*WORK REQUIRED:* Search the material below for the string "dispatches" and extract each line that has it.

========================

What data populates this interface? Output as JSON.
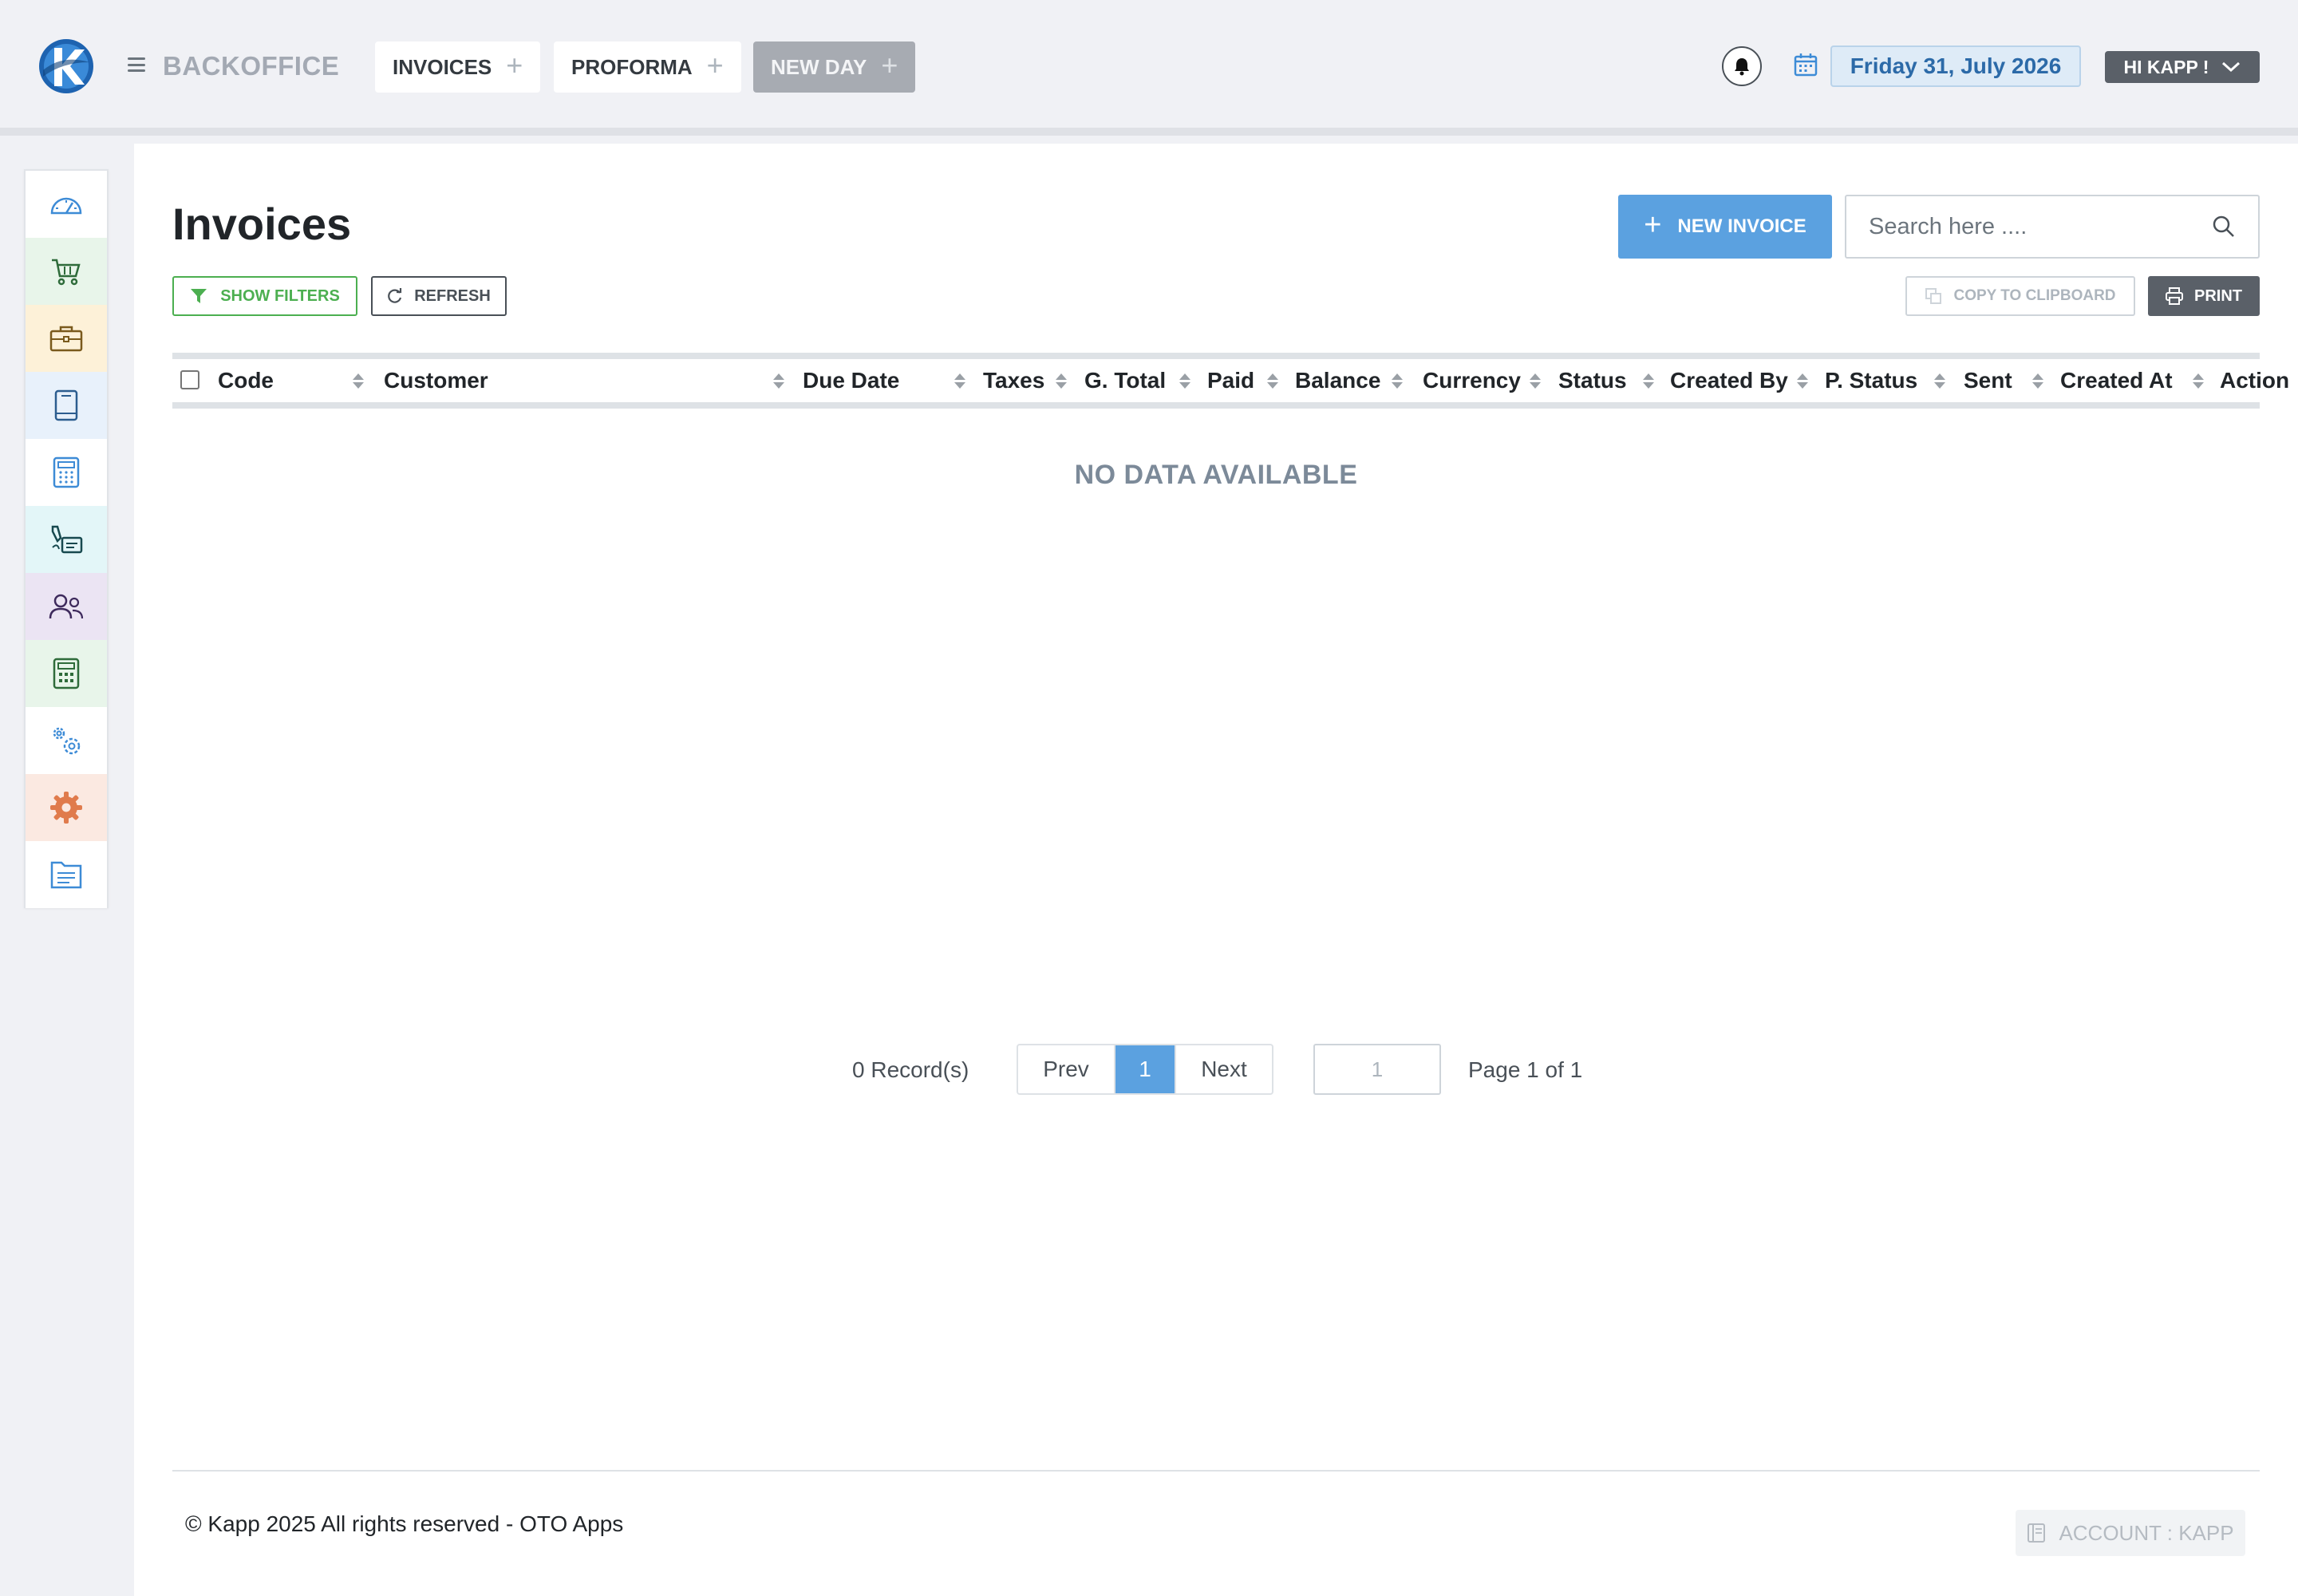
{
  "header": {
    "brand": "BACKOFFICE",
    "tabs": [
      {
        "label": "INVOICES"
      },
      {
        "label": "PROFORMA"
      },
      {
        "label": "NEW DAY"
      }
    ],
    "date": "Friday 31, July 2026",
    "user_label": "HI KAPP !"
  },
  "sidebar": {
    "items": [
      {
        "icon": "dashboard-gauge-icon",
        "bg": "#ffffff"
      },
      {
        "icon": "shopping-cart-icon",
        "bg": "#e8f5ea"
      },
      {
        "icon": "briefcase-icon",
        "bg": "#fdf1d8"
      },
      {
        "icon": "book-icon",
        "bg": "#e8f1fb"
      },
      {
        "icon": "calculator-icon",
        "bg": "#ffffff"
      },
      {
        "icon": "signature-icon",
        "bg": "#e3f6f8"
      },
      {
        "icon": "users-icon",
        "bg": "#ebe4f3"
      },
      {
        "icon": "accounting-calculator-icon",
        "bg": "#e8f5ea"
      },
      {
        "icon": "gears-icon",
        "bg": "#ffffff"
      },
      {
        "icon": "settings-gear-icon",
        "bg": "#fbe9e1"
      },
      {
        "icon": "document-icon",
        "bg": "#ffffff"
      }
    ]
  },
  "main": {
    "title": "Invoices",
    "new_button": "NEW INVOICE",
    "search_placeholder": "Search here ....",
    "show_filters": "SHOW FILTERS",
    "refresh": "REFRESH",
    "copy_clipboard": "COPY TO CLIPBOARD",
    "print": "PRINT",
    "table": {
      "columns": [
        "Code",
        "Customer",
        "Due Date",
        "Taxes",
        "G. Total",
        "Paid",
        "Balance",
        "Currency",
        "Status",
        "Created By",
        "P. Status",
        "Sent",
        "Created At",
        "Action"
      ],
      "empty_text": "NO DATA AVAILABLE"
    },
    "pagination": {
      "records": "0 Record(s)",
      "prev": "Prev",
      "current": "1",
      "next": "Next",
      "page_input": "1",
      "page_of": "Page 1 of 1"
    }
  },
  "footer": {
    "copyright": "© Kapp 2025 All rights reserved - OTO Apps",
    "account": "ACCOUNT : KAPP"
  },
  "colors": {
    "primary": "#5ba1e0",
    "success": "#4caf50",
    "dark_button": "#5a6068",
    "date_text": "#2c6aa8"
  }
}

========================

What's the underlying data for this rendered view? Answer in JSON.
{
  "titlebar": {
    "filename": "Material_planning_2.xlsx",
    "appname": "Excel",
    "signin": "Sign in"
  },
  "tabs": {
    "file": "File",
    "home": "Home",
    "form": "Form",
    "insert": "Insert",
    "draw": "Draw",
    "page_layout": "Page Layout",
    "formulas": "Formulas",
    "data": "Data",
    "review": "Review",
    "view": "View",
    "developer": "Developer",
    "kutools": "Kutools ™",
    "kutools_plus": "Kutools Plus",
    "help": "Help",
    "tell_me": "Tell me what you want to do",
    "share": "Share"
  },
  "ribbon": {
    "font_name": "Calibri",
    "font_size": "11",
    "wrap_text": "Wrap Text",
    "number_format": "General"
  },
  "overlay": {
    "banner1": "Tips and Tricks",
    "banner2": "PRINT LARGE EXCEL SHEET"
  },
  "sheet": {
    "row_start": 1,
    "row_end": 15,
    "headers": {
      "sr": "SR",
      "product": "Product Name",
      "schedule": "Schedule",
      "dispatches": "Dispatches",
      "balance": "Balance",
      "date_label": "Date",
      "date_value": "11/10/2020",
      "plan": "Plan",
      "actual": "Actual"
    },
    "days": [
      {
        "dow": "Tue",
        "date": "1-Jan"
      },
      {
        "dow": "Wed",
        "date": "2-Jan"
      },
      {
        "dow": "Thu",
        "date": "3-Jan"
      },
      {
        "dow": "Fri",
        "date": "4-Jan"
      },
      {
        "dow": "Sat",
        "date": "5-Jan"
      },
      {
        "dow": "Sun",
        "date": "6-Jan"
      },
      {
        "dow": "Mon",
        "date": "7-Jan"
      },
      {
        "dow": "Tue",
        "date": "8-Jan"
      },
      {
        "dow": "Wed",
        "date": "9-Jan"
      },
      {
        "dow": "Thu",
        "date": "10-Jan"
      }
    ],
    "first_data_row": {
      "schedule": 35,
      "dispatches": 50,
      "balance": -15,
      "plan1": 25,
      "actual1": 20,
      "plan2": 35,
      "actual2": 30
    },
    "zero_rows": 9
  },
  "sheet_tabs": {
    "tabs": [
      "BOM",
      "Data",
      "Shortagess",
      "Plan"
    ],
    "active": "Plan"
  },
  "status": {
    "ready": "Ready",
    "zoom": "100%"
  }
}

========================

*EXERCISE RESPONSE:*
      "dispatches": "Dispatches",
      "dispatches": 50,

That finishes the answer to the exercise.